Extracted records
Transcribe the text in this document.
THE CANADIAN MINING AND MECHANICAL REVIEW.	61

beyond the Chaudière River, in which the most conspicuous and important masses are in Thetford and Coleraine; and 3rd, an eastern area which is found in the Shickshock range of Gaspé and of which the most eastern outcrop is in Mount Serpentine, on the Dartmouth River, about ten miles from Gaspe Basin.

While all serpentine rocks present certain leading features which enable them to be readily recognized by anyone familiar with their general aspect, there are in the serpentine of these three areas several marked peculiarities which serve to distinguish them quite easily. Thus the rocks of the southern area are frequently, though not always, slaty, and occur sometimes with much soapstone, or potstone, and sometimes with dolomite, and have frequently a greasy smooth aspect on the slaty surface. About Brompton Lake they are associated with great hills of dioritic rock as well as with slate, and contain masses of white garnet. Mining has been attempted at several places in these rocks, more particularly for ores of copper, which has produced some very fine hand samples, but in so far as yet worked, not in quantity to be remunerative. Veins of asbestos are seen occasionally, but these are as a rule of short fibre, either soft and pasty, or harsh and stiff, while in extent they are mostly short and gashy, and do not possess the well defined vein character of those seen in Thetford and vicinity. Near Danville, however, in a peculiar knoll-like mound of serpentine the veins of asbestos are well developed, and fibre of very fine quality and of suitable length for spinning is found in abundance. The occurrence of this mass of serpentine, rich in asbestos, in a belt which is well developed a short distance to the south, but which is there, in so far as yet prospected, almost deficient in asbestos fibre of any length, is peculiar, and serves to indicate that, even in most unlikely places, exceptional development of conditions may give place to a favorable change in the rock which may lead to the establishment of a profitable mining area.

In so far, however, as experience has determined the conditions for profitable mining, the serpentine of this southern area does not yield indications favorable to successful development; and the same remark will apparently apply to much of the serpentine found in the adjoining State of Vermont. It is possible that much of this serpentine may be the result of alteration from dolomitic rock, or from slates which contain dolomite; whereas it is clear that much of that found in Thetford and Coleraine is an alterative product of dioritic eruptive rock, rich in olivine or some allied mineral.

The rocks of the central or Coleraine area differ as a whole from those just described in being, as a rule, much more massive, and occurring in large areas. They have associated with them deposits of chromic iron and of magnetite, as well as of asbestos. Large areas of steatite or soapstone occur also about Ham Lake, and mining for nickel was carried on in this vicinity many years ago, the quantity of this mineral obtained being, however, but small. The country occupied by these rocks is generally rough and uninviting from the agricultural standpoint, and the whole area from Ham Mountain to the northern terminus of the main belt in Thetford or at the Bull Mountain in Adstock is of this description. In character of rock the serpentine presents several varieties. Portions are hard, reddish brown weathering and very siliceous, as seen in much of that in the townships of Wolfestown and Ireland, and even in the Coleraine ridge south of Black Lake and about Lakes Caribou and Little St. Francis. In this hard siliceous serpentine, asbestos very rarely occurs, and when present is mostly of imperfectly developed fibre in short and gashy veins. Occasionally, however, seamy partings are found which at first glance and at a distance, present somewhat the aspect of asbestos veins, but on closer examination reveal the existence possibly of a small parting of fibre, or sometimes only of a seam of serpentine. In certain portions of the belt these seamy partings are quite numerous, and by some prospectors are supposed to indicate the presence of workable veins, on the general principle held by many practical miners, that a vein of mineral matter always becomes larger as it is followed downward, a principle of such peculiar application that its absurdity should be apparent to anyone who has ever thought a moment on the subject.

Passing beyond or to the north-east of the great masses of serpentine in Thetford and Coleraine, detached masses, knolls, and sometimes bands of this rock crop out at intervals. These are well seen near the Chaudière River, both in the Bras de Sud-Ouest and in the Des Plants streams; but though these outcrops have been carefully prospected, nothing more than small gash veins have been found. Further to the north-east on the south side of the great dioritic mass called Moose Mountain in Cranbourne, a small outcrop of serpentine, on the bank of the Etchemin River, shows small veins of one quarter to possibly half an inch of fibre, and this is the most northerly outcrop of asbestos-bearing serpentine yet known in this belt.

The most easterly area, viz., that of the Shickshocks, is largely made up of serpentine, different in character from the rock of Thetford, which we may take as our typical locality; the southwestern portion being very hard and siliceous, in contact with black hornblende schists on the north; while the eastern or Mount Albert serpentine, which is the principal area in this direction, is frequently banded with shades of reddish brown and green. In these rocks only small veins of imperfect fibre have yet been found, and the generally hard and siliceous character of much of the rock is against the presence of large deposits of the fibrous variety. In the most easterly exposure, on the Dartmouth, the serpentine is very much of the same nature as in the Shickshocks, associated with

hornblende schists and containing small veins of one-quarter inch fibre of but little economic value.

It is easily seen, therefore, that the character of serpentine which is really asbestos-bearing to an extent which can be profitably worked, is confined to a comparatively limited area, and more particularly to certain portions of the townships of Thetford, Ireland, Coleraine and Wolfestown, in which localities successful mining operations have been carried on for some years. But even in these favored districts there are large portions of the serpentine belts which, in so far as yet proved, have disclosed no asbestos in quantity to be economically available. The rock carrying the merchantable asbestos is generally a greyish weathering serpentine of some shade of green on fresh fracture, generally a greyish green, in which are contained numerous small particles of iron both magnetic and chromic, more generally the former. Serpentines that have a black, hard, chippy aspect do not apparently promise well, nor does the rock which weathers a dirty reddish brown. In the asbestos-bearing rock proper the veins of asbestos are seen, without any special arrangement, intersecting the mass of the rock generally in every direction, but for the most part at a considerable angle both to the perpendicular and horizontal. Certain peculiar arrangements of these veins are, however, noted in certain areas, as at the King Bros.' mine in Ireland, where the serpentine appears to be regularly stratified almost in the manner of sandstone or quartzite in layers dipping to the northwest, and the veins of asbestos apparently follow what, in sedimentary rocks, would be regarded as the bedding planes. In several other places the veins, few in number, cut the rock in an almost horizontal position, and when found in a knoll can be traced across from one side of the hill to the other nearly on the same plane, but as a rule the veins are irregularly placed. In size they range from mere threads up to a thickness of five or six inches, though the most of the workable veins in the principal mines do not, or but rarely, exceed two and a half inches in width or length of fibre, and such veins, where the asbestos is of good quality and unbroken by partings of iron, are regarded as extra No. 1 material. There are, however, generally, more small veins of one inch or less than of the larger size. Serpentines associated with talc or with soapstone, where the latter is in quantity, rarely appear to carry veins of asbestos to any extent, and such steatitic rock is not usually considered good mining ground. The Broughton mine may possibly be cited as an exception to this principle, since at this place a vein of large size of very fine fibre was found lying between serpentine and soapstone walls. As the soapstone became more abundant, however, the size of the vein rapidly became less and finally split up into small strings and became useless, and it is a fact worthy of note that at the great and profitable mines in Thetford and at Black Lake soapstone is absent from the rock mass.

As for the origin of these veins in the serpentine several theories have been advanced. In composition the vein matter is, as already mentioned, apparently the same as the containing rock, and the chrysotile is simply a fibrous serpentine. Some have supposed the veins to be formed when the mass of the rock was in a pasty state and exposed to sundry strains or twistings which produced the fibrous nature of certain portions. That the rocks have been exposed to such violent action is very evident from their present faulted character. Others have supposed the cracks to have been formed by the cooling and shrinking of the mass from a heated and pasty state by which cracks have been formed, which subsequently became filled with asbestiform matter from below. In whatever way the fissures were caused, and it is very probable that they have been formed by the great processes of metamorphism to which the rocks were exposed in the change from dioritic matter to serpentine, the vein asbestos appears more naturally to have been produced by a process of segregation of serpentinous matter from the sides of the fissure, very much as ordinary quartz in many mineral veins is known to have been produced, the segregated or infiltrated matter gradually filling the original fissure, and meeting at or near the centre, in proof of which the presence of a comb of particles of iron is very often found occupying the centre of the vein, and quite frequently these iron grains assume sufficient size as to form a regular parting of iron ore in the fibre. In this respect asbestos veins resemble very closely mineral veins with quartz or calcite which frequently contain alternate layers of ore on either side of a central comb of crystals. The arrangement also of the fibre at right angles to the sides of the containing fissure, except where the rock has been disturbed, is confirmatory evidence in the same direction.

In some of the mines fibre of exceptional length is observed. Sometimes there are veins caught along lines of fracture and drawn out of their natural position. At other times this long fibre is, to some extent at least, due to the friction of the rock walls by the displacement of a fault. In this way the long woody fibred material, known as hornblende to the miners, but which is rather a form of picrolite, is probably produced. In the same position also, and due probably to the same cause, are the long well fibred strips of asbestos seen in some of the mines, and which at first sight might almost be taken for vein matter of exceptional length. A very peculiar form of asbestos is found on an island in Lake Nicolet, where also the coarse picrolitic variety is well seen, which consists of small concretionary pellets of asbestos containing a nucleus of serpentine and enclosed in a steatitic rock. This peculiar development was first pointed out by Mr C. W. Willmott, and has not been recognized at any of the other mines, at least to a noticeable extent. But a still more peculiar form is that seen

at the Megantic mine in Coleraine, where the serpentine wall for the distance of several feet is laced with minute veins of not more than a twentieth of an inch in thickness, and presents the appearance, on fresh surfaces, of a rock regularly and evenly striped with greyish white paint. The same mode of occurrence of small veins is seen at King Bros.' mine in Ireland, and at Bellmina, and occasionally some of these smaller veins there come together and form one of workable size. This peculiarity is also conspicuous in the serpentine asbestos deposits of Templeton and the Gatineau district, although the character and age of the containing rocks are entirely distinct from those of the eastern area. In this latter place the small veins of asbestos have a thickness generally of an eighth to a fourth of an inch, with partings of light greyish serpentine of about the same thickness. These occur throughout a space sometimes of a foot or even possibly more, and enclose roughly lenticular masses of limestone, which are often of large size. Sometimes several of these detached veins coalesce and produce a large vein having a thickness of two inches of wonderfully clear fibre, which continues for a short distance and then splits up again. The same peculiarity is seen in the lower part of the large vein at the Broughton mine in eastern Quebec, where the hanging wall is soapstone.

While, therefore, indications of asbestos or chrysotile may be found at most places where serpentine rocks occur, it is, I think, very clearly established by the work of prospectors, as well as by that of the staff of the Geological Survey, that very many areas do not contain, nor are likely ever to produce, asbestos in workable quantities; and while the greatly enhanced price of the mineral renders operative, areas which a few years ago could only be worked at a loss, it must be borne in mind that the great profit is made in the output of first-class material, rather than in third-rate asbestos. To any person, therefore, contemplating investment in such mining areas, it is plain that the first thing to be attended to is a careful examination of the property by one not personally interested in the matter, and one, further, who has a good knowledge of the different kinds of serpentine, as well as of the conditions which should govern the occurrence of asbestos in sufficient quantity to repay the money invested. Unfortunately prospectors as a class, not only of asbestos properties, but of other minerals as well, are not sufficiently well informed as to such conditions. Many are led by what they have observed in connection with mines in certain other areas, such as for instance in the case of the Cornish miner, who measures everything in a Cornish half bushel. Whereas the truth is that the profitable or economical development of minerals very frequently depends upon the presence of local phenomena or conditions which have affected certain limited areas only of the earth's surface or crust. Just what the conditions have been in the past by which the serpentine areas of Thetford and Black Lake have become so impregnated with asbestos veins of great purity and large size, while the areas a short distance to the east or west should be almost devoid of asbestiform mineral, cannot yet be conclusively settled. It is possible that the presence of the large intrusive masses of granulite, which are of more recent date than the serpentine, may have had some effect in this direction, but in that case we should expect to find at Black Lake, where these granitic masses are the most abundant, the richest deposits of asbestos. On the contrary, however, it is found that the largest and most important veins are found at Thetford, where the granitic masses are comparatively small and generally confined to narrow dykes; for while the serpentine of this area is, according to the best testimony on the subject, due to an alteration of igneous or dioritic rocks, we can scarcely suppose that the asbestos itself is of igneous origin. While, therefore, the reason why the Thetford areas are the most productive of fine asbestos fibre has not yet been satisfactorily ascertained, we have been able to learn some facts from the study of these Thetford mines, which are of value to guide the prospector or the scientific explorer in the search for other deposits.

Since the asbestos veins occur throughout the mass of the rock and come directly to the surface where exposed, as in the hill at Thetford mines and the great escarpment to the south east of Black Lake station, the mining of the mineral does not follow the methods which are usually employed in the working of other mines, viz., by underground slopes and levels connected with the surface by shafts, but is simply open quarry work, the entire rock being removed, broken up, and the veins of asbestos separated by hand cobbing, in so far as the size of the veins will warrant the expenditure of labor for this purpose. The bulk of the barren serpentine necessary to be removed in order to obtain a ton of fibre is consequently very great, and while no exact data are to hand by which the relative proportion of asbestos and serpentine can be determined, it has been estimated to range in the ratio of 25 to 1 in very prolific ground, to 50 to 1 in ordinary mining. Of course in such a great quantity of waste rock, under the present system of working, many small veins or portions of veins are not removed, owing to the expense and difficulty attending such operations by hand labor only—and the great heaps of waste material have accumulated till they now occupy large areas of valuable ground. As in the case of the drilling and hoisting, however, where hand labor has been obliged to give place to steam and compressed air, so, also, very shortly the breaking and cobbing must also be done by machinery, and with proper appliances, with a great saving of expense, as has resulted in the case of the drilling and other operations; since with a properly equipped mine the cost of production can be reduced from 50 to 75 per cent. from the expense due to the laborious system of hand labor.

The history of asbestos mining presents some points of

EXERCISE DETAILS:
Search the data above for the word "Dartmouth", then gather each line in which it appears.

WORKED ANSWER:
beyond the Chaudière River, in which the most conspicuous and important masses are in Thetford and Coleraine; and 3rd, an eastern area which is found in the Shickshock range of Gaspé and of which the most eastern outcrop is in Mount Serpentine, on the Dartmouth River, about ten miles from Gaspe Basin.
The most easterly area, viz., that of the Shickshocks, is largely made up of serpentine, different in character from the rock of Thetford, which we may take as our typical locality; the southwestern portion being very hard and siliceous, in contact with black hornblende schists on the north; while the eastern or Mount Albert serpentine, which is the principal area in this direction, is frequently banded with shades of reddish brown and green. In these rocks only small veins of imperfect fibre have yet been found, and the generally hard and siliceous character of much of the rock is against the presence of large deposits of the fibrous variety. In the most easterly exposure, on the Dartmouth, the serpentine is very much of the same nature as in the Shickshocks, associated with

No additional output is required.